- _Dataset excerpts_:
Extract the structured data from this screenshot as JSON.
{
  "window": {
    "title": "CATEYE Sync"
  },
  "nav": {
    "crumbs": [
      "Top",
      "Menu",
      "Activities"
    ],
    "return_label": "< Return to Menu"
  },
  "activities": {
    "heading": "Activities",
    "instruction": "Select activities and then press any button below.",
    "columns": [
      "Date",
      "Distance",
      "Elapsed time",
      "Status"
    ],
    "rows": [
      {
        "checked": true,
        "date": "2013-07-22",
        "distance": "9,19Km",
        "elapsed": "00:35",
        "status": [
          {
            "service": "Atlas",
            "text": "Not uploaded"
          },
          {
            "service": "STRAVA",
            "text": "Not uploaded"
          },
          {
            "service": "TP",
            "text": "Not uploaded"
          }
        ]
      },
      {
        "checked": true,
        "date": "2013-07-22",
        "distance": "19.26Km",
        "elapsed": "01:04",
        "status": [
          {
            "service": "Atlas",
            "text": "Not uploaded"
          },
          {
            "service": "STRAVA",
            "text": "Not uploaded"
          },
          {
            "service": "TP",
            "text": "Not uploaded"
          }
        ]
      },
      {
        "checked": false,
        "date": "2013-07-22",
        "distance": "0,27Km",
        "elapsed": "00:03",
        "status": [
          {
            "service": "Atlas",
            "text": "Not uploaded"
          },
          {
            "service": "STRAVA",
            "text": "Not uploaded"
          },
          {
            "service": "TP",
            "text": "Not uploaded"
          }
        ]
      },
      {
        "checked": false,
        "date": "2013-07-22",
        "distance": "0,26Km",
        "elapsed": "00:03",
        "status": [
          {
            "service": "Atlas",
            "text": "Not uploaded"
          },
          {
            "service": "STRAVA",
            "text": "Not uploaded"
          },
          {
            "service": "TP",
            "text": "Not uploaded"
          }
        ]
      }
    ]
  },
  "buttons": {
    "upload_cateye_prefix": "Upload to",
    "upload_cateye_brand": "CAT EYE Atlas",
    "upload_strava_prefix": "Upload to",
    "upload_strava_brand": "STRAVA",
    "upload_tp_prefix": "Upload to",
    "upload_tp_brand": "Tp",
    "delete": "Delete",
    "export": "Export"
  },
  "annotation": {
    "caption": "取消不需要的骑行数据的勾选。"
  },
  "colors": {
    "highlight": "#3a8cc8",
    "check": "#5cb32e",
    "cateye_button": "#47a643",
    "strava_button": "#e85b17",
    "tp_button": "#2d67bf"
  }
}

- _The problem_:
Reproduce the material above exactly; please quote every line of it.

- _Finished exercise_:
Extract the structured data from this screenshot as JSON.
{
  "window": {
    "title": "CATEYE Sync"
  },
  "nav": {
    "crumbs": [
      "Top",
      "Menu",
      "Activities"
    ],
    "return_label": "< Return to Menu"
  },
  "activities": {
    "heading": "Activities",
    "instruction": "Select activities and then press any button below.",
    "columns": [
      "Date",
      "Distance",
      "Elapsed time",
      "Status"
    ],
    "rows": [
      {
        "checked": true,
        "date": "2013-07-22",
        "distance": "9,19Km",
        "elapsed": "00:35",
        "status": [
          {
            "service": "Atlas",
            "text": "Not uploaded"
          },
          {
            "service": "STRAVA",
            "text": "Not uploaded"
          },
          {
            "service": "TP",
            "text": "Not uploaded"
          }
        ]
      },
      {
        "checked": true,
        "date": "2013-07-22",
        "distance": "19.26Km",
        "elapsed": "01:04",
        "status": [
          {
            "service": "Atlas",
            "text": "Not uploaded"
          },
          {
            "service": "STRAVA",
            "text": "Not uploaded"
          },
          {
            "service": "TP",
            "text": "Not uploaded"
          }
        ]
      },
      {
        "checked": false,
        "date": "2013-07-22",
        "distance": "0,27Km",
        "elapsed": "00:03",
        "status": [
          {
            "service": "Atlas",
            "text": "Not uploaded"
          },
          {
            "service": "STRAVA",
            "text": "Not uploaded"
          },
          {
            "service": "TP",
            "text": "Not uploaded"
          }
        ]
      },
      {
        "checked": false,
        "date": "2013-07-22",
        "distance": "0,26Km",
        "elapsed": "00:03",
        "status": [
          {
            "service": "Atlas",
            "text": "Not uploaded"
          },
          {
            "service": "STRAVA",
            "text": "Not uploaded"
          },
          {
            "service": "TP",
            "text": "Not uploaded"
          }
        ]
      }
    ]
  },
  "buttons": {
    "upload_cateye_prefix": "Upload to",
    "upload_cateye_brand": "CAT EYE Atlas",
    "upload_strava_prefix": "Upload to",
    "upload_strava_brand": "STRAVA",
    "upload_tp_prefix": "Upload to",
    "upload_tp_brand": "Tp",
    "delete": "Delete",
    "export": "Export"
  },
  "annotation": {
    "caption": "取消不需要的骑行数据的勾选。"
  },
  "colors": {
    "highlight": "#3a8cc8",
    "check": "#5cb32e",
    "cateye_button": "#47a643",
    "strava_button": "#e85b17",
    "tp_button": "#2d67bf"
  }
}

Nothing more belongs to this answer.